(MATERIAL SHOWN)
# # #
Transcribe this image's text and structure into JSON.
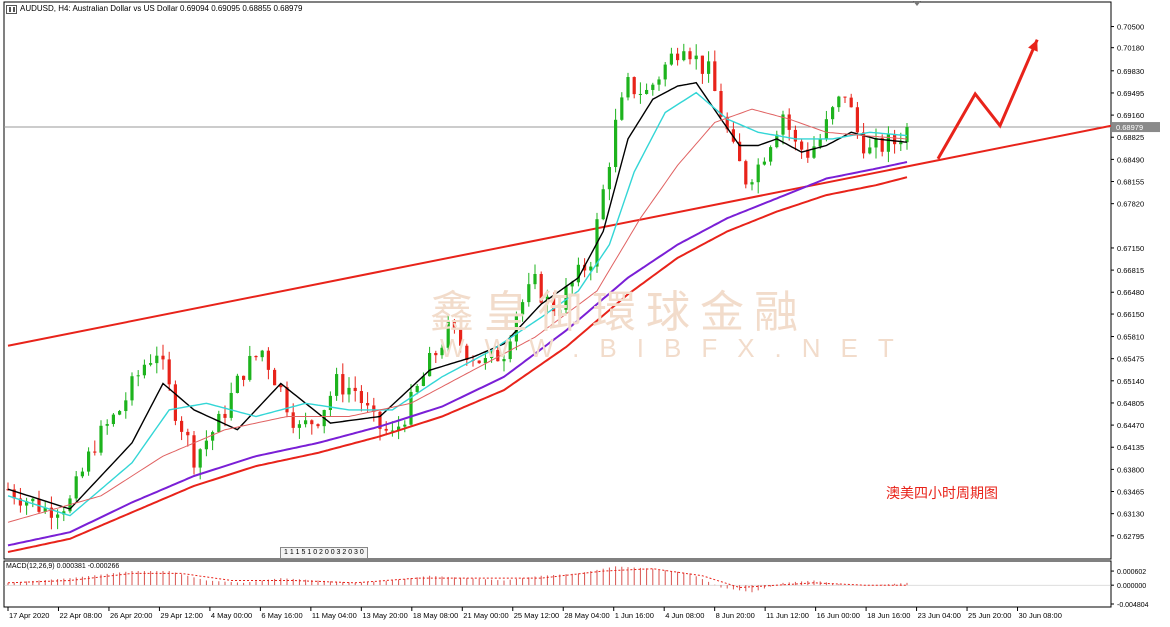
{
  "header": {
    "text": "AUDUSD, H4:  Australian Dollar vs US Dollar  0.69094 0.69095 0.68855 0.68979"
  },
  "macd_label": "MACD(12,26,9) 0.000381 -0.000266",
  "period_tag": "1 1 1 5 1 0 2 0 0 3 2 0 3 0",
  "annotation": "澳美四小时周期图",
  "watermark": {
    "cn": "鑫皇御環球金融",
    "en": "WWW.BIBFX.NET"
  },
  "colors": {
    "bull": "#1db31d",
    "bear": "#e8231a",
    "ma_fast": "#000000",
    "ma_mid": "#33d6d6",
    "ma_slow": "#e06262",
    "ma_long": "#7a1fd6",
    "ma_longest": "#e8231a",
    "trendline": "#e8231a",
    "arrow": "#e8231a"
  },
  "chart_data": {
    "type": "candlestick",
    "symbol": "AUDUSD",
    "timeframe": "H4",
    "last_price": "0.68979",
    "ylim": [
      0.6255,
      0.7075
    ],
    "y_ticks": [
      "0.70500",
      "0.70180",
      "0.69830",
      "0.69495",
      "0.69160",
      "0.68825",
      "0.68490",
      "0.68155",
      "0.67820",
      "0.67150",
      "0.66815",
      "0.66480",
      "0.66150",
      "0.65810",
      "0.65475",
      "0.65140",
      "0.64805",
      "0.64470",
      "0.64135",
      "0.63800",
      "0.63465",
      "0.63130",
      "0.62795"
    ],
    "x_labels": [
      "17 Apr 2020",
      "22 Apr 08:00",
      "26 Apr 20:00",
      "29 Apr 12:00",
      "4 May 00:00",
      "6 May 16:00",
      "11 May 04:00",
      "13 May 20:00",
      "18 May 08:00",
      "21 May 00:00",
      "25 May 12:00",
      "28 May 04:00",
      "1 Jun 16:00",
      "4 Jun 08:00",
      "8 Jun 20:00",
      "11 Jun 12:00",
      "16 Jun 00:00",
      "18 Jun 16:00",
      "23 Jun 04:00",
      "25 Jun 20:00",
      "30 Jun 08:00"
    ],
    "close_path": [
      [
        0,
        0.635
      ],
      [
        6,
        0.632
      ],
      [
        10,
        0.633
      ],
      [
        14,
        0.642
      ],
      [
        18,
        0.647
      ],
      [
        22,
        0.654
      ],
      [
        24,
        0.656
      ],
      [
        27,
        0.647
      ],
      [
        30,
        0.64
      ],
      [
        34,
        0.645
      ],
      [
        38,
        0.653
      ],
      [
        41,
        0.656
      ],
      [
        44,
        0.65
      ],
      [
        47,
        0.644
      ],
      [
        50,
        0.646
      ],
      [
        53,
        0.651
      ],
      [
        56,
        0.65
      ],
      [
        59,
        0.645
      ],
      [
        62,
        0.643
      ],
      [
        65,
        0.648
      ],
      [
        68,
        0.654
      ],
      [
        71,
        0.659
      ],
      [
        74,
        0.656
      ],
      [
        77,
        0.654
      ],
      [
        80,
        0.656
      ],
      [
        82,
        0.662
      ],
      [
        85,
        0.666
      ],
      [
        88,
        0.662
      ],
      [
        91,
        0.666
      ],
      [
        94,
        0.67
      ],
      [
        96,
        0.68
      ],
      [
        98,
        0.69
      ],
      [
        100,
        0.696
      ],
      [
        103,
        0.695
      ],
      [
        106,
        0.699
      ],
      [
        109,
        0.703
      ],
      [
        111,
        0.7
      ],
      [
        113,
        0.698
      ],
      [
        115,
        0.692
      ],
      [
        117,
        0.686
      ],
      [
        119,
        0.682
      ],
      [
        121,
        0.684
      ],
      [
        123,
        0.688
      ],
      [
        125,
        0.692
      ],
      [
        127,
        0.687
      ],
      [
        129,
        0.686
      ],
      [
        131,
        0.688
      ],
      [
        133,
        0.692
      ],
      [
        135,
        0.695
      ],
      [
        137,
        0.689
      ],
      [
        139,
        0.686
      ],
      [
        141,
        0.687
      ],
      [
        143,
        0.6875
      ],
      [
        145,
        0.6898
      ]
    ],
    "moving_averages": [
      {
        "key": "ma_fast",
        "points": [
          [
            0,
            0.635
          ],
          [
            10,
            0.632
          ],
          [
            20,
            0.642
          ],
          [
            25,
            0.651
          ],
          [
            30,
            0.647
          ],
          [
            37,
            0.644
          ],
          [
            44,
            0.651
          ],
          [
            52,
            0.645
          ],
          [
            60,
            0.646
          ],
          [
            68,
            0.653
          ],
          [
            75,
            0.655
          ],
          [
            80,
            0.657
          ],
          [
            86,
            0.663
          ],
          [
            92,
            0.667
          ],
          [
            96,
            0.674
          ],
          [
            100,
            0.688
          ],
          [
            104,
            0.694
          ],
          [
            108,
            0.696
          ],
          [
            111,
            0.6965
          ],
          [
            115,
            0.691
          ],
          [
            118,
            0.687
          ],
          [
            121,
            0.687
          ],
          [
            124,
            0.688
          ],
          [
            128,
            0.686
          ],
          [
            132,
            0.687
          ],
          [
            136,
            0.689
          ],
          [
            140,
            0.688
          ],
          [
            145,
            0.6875
          ]
        ]
      },
      {
        "key": "ma_mid",
        "points": [
          [
            0,
            0.634
          ],
          [
            10,
            0.631
          ],
          [
            20,
            0.639
          ],
          [
            26,
            0.647
          ],
          [
            32,
            0.648
          ],
          [
            40,
            0.646
          ],
          [
            48,
            0.648
          ],
          [
            55,
            0.647
          ],
          [
            62,
            0.647
          ],
          [
            70,
            0.652
          ],
          [
            78,
            0.656
          ],
          [
            86,
            0.661
          ],
          [
            92,
            0.665
          ],
          [
            97,
            0.672
          ],
          [
            101,
            0.683
          ],
          [
            106,
            0.692
          ],
          [
            111,
            0.695
          ],
          [
            116,
            0.691
          ],
          [
            121,
            0.689
          ],
          [
            127,
            0.688
          ],
          [
            133,
            0.688
          ],
          [
            139,
            0.689
          ],
          [
            145,
            0.6885
          ]
        ]
      },
      {
        "key": "ma_slow",
        "points": [
          [
            0,
            0.63
          ],
          [
            15,
            0.634
          ],
          [
            25,
            0.64
          ],
          [
            35,
            0.644
          ],
          [
            45,
            0.646
          ],
          [
            55,
            0.646
          ],
          [
            65,
            0.648
          ],
          [
            75,
            0.653
          ],
          [
            85,
            0.658
          ],
          [
            95,
            0.665
          ],
          [
            102,
            0.676
          ],
          [
            108,
            0.684
          ],
          [
            114,
            0.6905
          ],
          [
            120,
            0.6925
          ],
          [
            126,
            0.691
          ],
          [
            132,
            0.689
          ],
          [
            138,
            0.6885
          ],
          [
            145,
            0.688
          ]
        ]
      },
      {
        "key": "ma_long",
        "points": [
          [
            0,
            0.6265
          ],
          [
            10,
            0.6285
          ],
          [
            20,
            0.633
          ],
          [
            30,
            0.637
          ],
          [
            40,
            0.64
          ],
          [
            50,
            0.642
          ],
          [
            60,
            0.6445
          ],
          [
            70,
            0.6475
          ],
          [
            80,
            0.652
          ],
          [
            90,
            0.659
          ],
          [
            100,
            0.667
          ],
          [
            108,
            0.672
          ],
          [
            116,
            0.676
          ],
          [
            124,
            0.679
          ],
          [
            132,
            0.682
          ],
          [
            140,
            0.6835
          ],
          [
            145,
            0.6845
          ]
        ]
      },
      {
        "key": "ma_longest",
        "points": [
          [
            0,
            0.6255
          ],
          [
            10,
            0.6275
          ],
          [
            20,
            0.6315
          ],
          [
            30,
            0.6355
          ],
          [
            40,
            0.6385
          ],
          [
            50,
            0.6405
          ],
          [
            60,
            0.643
          ],
          [
            70,
            0.646
          ],
          [
            80,
            0.65
          ],
          [
            90,
            0.6565
          ],
          [
            100,
            0.6645
          ],
          [
            108,
            0.67
          ],
          [
            116,
            0.674
          ],
          [
            124,
            0.677
          ],
          [
            132,
            0.6795
          ],
          [
            140,
            0.681
          ],
          [
            145,
            0.6822
          ]
        ]
      }
    ],
    "trendline": [
      [
        0,
        0.6567
      ],
      [
        178,
        0.69
      ]
    ],
    "projection_arrow": [
      [
        150,
        0.685
      ],
      [
        156,
        0.6948
      ],
      [
        160,
        0.69
      ],
      [
        166,
        0.703
      ]
    ],
    "macd": {
      "ylim": [
        -0.0008,
        0.0009
      ],
      "y_ticks": [
        "0.000602",
        "0.000000",
        "-0.004804"
      ],
      "bars": [
        [
          0,
          0.0001
        ],
        [
          10,
          0.0003
        ],
        [
          20,
          0.0006
        ],
        [
          26,
          0.0006
        ],
        [
          32,
          0.0002
        ],
        [
          38,
          0.0001
        ],
        [
          44,
          0.0003
        ],
        [
          50,
          0.0002
        ],
        [
          56,
          0.0001
        ],
        [
          62,
          0.0002
        ],
        [
          68,
          0.0004
        ],
        [
          74,
          0.0003
        ],
        [
          80,
          0.0002
        ],
        [
          86,
          0.0004
        ],
        [
          92,
          0.0005
        ],
        [
          98,
          0.0008
        ],
        [
          104,
          0.0007
        ],
        [
          110,
          0.0005
        ],
        [
          115,
          -0.0001
        ],
        [
          120,
          -0.0003
        ],
        [
          125,
          0.0001
        ],
        [
          130,
          0.0002
        ],
        [
          135,
          0.0
        ],
        [
          140,
          0.0
        ],
        [
          145,
          0.0001
        ]
      ],
      "signal": [
        [
          0,
          0.0001
        ],
        [
          10,
          0.0002
        ],
        [
          20,
          0.0005
        ],
        [
          28,
          0.0005
        ],
        [
          36,
          0.0002
        ],
        [
          46,
          0.0002
        ],
        [
          56,
          0.0001
        ],
        [
          66,
          0.0003
        ],
        [
          76,
          0.0003
        ],
        [
          86,
          0.0003
        ],
        [
          96,
          0.0006
        ],
        [
          104,
          0.0007
        ],
        [
          112,
          0.0004
        ],
        [
          118,
          -0.0001
        ],
        [
          124,
          0.0
        ],
        [
          130,
          0.0001
        ],
        [
          138,
          0.0
        ],
        [
          145,
          0.0
        ]
      ]
    }
  }
}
# # #
(AIM OF THE EXERCISE)
Check each line above for the string "text" and report how many lines have it, giving only the number.

(SOLVED EXERCISE)
2